Reproduce each of the entries below word for word, without altering any line.

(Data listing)
☆ ☆ ☆ ☆ ☆
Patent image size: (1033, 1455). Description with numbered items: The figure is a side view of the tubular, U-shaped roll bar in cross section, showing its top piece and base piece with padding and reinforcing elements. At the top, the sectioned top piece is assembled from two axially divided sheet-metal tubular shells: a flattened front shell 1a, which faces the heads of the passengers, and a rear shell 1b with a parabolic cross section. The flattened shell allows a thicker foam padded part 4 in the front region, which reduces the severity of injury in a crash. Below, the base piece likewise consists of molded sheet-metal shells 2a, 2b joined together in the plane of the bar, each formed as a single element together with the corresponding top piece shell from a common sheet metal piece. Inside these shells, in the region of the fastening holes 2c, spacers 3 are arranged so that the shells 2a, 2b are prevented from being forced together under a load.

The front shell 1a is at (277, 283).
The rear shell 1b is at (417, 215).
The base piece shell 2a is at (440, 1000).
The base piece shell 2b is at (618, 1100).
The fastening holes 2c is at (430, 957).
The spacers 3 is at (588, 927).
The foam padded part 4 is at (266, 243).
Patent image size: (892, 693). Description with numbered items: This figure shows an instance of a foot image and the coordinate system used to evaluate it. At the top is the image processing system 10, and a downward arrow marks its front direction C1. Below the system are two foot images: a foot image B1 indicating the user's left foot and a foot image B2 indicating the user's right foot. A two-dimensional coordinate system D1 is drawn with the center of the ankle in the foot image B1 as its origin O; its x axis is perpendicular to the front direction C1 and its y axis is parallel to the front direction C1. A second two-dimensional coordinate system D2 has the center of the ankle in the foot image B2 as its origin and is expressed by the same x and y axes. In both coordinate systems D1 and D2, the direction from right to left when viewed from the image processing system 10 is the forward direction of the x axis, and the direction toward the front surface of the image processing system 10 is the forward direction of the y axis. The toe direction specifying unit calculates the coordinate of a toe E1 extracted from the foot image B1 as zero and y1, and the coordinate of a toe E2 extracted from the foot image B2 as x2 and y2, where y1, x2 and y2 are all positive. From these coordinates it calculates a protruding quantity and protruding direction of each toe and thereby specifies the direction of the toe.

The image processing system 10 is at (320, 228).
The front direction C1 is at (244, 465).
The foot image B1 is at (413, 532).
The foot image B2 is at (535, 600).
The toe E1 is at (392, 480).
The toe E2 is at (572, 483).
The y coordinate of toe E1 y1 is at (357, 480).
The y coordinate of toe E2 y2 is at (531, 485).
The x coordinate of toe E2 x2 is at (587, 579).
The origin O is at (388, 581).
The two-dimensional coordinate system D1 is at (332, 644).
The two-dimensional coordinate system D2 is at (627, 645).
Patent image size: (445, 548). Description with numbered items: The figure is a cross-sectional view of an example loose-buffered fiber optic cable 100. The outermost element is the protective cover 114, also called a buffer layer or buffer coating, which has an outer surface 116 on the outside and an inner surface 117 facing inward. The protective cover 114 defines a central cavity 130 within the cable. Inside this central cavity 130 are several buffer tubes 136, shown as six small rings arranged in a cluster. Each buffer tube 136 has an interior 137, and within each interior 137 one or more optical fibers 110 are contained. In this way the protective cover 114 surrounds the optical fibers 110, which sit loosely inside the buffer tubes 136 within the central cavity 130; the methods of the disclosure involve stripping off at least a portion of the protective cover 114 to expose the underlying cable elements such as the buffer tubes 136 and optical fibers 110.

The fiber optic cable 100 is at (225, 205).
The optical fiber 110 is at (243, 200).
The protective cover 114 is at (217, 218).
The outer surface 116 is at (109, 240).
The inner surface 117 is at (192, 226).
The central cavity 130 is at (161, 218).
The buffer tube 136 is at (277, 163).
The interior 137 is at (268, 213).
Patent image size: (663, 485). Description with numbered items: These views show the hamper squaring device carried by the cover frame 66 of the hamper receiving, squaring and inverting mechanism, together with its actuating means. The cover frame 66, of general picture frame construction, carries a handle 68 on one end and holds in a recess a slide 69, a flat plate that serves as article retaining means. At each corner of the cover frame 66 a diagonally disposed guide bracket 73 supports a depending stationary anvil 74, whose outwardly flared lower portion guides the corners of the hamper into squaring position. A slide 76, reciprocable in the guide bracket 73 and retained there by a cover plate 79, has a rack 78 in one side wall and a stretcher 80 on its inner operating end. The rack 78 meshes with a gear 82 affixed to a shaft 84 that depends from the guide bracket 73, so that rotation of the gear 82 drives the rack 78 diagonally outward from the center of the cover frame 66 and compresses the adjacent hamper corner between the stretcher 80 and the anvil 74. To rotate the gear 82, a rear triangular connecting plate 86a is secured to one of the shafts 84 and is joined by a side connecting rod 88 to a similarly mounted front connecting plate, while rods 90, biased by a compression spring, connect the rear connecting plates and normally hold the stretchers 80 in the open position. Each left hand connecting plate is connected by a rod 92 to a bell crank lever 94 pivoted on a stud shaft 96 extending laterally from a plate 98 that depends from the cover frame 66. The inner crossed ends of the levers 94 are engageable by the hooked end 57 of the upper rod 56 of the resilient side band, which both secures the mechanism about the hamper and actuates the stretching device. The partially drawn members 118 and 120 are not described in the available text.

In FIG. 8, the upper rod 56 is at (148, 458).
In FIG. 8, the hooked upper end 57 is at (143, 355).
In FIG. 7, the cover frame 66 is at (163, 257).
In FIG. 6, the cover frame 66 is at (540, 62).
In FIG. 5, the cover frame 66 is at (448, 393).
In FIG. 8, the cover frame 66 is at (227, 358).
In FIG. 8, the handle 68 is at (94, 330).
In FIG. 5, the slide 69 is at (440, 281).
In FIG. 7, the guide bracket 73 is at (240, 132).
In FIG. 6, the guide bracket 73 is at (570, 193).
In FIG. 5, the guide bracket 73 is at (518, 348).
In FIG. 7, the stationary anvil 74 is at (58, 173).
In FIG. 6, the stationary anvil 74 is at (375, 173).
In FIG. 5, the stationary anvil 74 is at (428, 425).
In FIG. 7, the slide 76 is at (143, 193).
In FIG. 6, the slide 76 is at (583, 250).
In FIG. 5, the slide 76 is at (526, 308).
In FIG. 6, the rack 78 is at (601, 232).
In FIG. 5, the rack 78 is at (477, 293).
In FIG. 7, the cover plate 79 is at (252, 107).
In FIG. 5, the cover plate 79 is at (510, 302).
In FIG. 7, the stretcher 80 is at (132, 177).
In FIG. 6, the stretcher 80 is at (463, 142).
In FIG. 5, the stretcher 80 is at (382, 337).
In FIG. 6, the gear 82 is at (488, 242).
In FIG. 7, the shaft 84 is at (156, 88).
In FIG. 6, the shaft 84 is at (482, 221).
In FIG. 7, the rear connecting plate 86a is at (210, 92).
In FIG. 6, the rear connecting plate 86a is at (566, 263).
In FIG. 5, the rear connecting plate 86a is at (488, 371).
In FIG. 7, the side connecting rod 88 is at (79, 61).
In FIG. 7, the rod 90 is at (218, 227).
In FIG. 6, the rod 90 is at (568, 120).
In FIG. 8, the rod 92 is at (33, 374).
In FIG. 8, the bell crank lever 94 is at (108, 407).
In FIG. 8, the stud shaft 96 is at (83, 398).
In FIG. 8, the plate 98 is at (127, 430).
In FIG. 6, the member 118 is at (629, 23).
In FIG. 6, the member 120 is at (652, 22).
☆ ☆ ☆ ☆ ☆
Exercise response:
Patent image size: (1033, 1455). Description with numbered items: The figure is a side view of the tubular, U-shaped roll bar in cross section, showing its top piece and base piece with padding and reinforcing elements. At the top, the sectioned top piece is assembled from two axially divided sheet-metal tubular shells: a flattened front shell 1a, which faces the heads of the passengers, and a rear shell 1b with a parabolic cross section. The flattened shell allows a thicker foam padded part 4 in the front region, which reduces the severity of injury in a crash. Below, the base piece likewise consists of molded sheet-metal shells 2a, 2b joined together in the plane of the bar, each formed as a single element together with the corresponding top piece shell from a common sheet metal piece. Inside these shells, in the region of the fastening holes 2c, spacers 3 are arranged so that the shells 2a, 2b are prevented from being forced together under a load.

The front shell 1a is at (277, 283).
The rear shell 1b is at (417, 215).
The base piece shell 2a is at (440, 1000).
The base piece shell 2b is at (618, 1100).
The fastening holes 2c is at (430, 957).
The spacers 3 is at (588, 927).
The foam padded part 4 is at (266, 243).
Patent image size: (892, 693). Description with numbered items: This figure shows an instance of a foot image and the coordinate system used to evaluate it. At the top is the image processing system 10, and a downward arrow marks its front direction C1. Below the system are two foot images: a foot image B1 indicating the user's left foot and a foot image B2 indicating the user's right foot. A two-dimensional coordinate system D1 is drawn with the center of the ankle in the foot image B1 as its origin O; its x axis is perpendicular to the front direction C1 and its y axis is parallel to the front direction C1. A second two-dimensional coordinate system D2 has the center of the ankle in the foot image B2 as its origin and is expressed by the same x and y axes. In both coordinate systems D1 and D2, the direction from right to left when viewed from the image processing system 10 is the forward direction of the x axis, and the direction toward the front surface of the image processing system 10 is the forward direction of the y axis. The toe direction specifying unit calculates the coordinate of a toe E1 extracted from the foot image B1 as zero and y1, and the coordinate of a toe E2 extracted from the foot image B2 as x2 and y2, where y1, x2 and y2 are all positive. From these coordinates it calculates a protruding quantity and protruding direction of each toe and thereby specifies the direction of the toe.

The image processing system 10 is at (320, 228).
The front direction C1 is at (244, 465).
The foot image B1 is at (413, 532).
The foot image B2 is at (535, 600).
The toe E1 is at (392, 480).
The toe E2 is at (572, 483).
The y coordinate of toe E1 y1 is at (357, 480).
The y coordinate of toe E2 y2 is at (531, 485).
The x coordinate of toe E2 x2 is at (587, 579).
The origin O is at (388, 581).
The two-dimensional coordinate system D1 is at (332, 644).
The two-dimensional coordinate system D2 is at (627, 645).
Patent image size: (445, 548). Description with numbered items: The figure is a cross-sectional view of an example loose-buffered fiber optic cable 100. The outermost element is the protective cover 114, also called a buffer layer or buffer coating, which has an outer surface 116 on the outside and an inner surface 117 facing inward. The protective cover 114 defines a central cavity 130 within the cable. Inside this central cavity 130 are several buffer tubes 136, shown as six small rings arranged in a cluster. Each buffer tube 136 has an interior 137, and within each interior 137 one or more optical fibers 110 are contained. In this way the protective cover 114 surrounds the optical fibers 110, which sit loosely inside the buffer tubes 136 within the central cavity 130; the methods of the disclosure involve stripping off at least a portion of the protective cover 114 to expose the underlying cable elements such as the buffer tubes 136 and optical fibers 110.

The fiber optic cable 100 is at (225, 205).
The optical fiber 110 is at (243, 200).
The protective cover 114 is at (217, 218).
The outer surface 116 is at (109, 240).
The inner surface 117 is at (192, 226).
The central cavity 130 is at (161, 218).
The buffer tube 136 is at (277, 163).
The interior 137 is at (268, 213).
Patent image size: (663, 485). Description with numbered items: These views show the hamper squaring device carried by the cover frame 66 of the hamper receiving, squaring and inverting mechanism, together with its actuating means. The cover frame 66, of general picture frame construction, carries a handle 68 on one end and holds in a recess a slide 69, a flat plate that serves as article retaining means. At each corner of the cover frame 66 a diagonally disposed guide bracket 73 supports a depending stationary anvil 74, whose outwardly flared lower portion guides the corners of the hamper into squaring position. A slide 76, reciprocable in the guide bracket 73 and retained there by a cover plate 79, has a rack 78 in one side wall and a stretcher 80 on its inner operating end. The rack 78 meshes with a gear 82 affixed to a shaft 84 that depends from the guide bracket 73, so that rotation of the gear 82 drives the rack 78 diagonally outward from the center of the cover frame 66 and compresses the adjacent hamper corner between the stretcher 80 and the anvil 74. To rotate the gear 82, a rear triangular connecting plate 86a is secured to one of the shafts 84 and is joined by a side connecting rod 88 to a similarly mounted front connecting plate, while rods 90, biased by a compression spring, connect the rear connecting plates and normally hold the stretchers 80 in the open position. Each left hand connecting plate is connected by a rod 92 to a bell crank lever 94 pivoted on a stud shaft 96 extending laterally from a plate 98 that depends from the cover frame 66. The inner crossed ends of the levers 94 are engageable by the hooked end 57 of the upper rod 56 of the resilient side band, which both secures the mechanism about the hamper and actuates the stretching device. The partially drawn members 118 and 120 are not described in the available text.

In FIG. 8, the upper rod 56 is at (148, 458).
In FIG. 8, the hooked upper end 57 is at (143, 355).
In FIG. 7, the cover frame 66 is at (163, 257).
In FIG. 6, the cover frame 66 is at (540, 62).
In FIG. 5, the cover frame 66 is at (448, 393).
In FIG. 8, the cover frame 66 is at (227, 358).
In FIG. 8, the handle 68 is at (94, 330).
In FIG. 5, the slide 69 is at (440, 281).
In FIG. 7, the guide bracket 73 is at (240, 132).
In FIG. 6, the guide bracket 73 is at (570, 193).
In FIG. 5, the guide bracket 73 is at (518, 348).
In FIG. 7, the stationary anvil 74 is at (58, 173).
In FIG. 6, the stationary anvil 74 is at (375, 173).
In FIG. 5, the stationary anvil 74 is at (428, 425).
In FIG. 7, the slide 76 is at (143, 193).
In FIG. 6, the slide 76 is at (583, 250).
In FIG. 5, the slide 76 is at (526, 308).
In FIG. 6, the rack 78 is at (601, 232).
In FIG. 5, the rack 78 is at (477, 293).
In FIG. 7, the cover plate 79 is at (252, 107).
In FIG. 5, the cover plate 79 is at (510, 302).
In FIG. 7, the stretcher 80 is at (132, 177).
In FIG. 6, the stretcher 80 is at (463, 142).
In FIG. 5, the stretcher 80 is at (382, 337).
In FIG. 6, the gear 82 is at (488, 242).
In FIG. 7, the shaft 84 is at (156, 88).
In FIG. 6, the shaft 84 is at (482, 221).
In FIG. 7, the rear connecting plate 86a is at (210, 92).
In FIG. 6, the rear connecting plate 86a is at (566, 263).
In FIG. 5, the rear connecting plate 86a is at (488, 371).
In FIG. 7, the side connecting rod 88 is at (79, 61).
In FIG. 7, the rod 90 is at (218, 227).
In FIG. 6, the rod 90 is at (568, 120).
In FIG. 8, the rod 92 is at (33, 374).
In FIG. 8, the bell crank lever 94 is at (108, 407).
In FIG. 8, the stud shaft 96 is at (83, 398).
In FIG. 8, the plate 98 is at (127, 430).
In FIG. 6, the member 118 is at (629, 23).
In FIG. 6, the member 120 is at (652, 22).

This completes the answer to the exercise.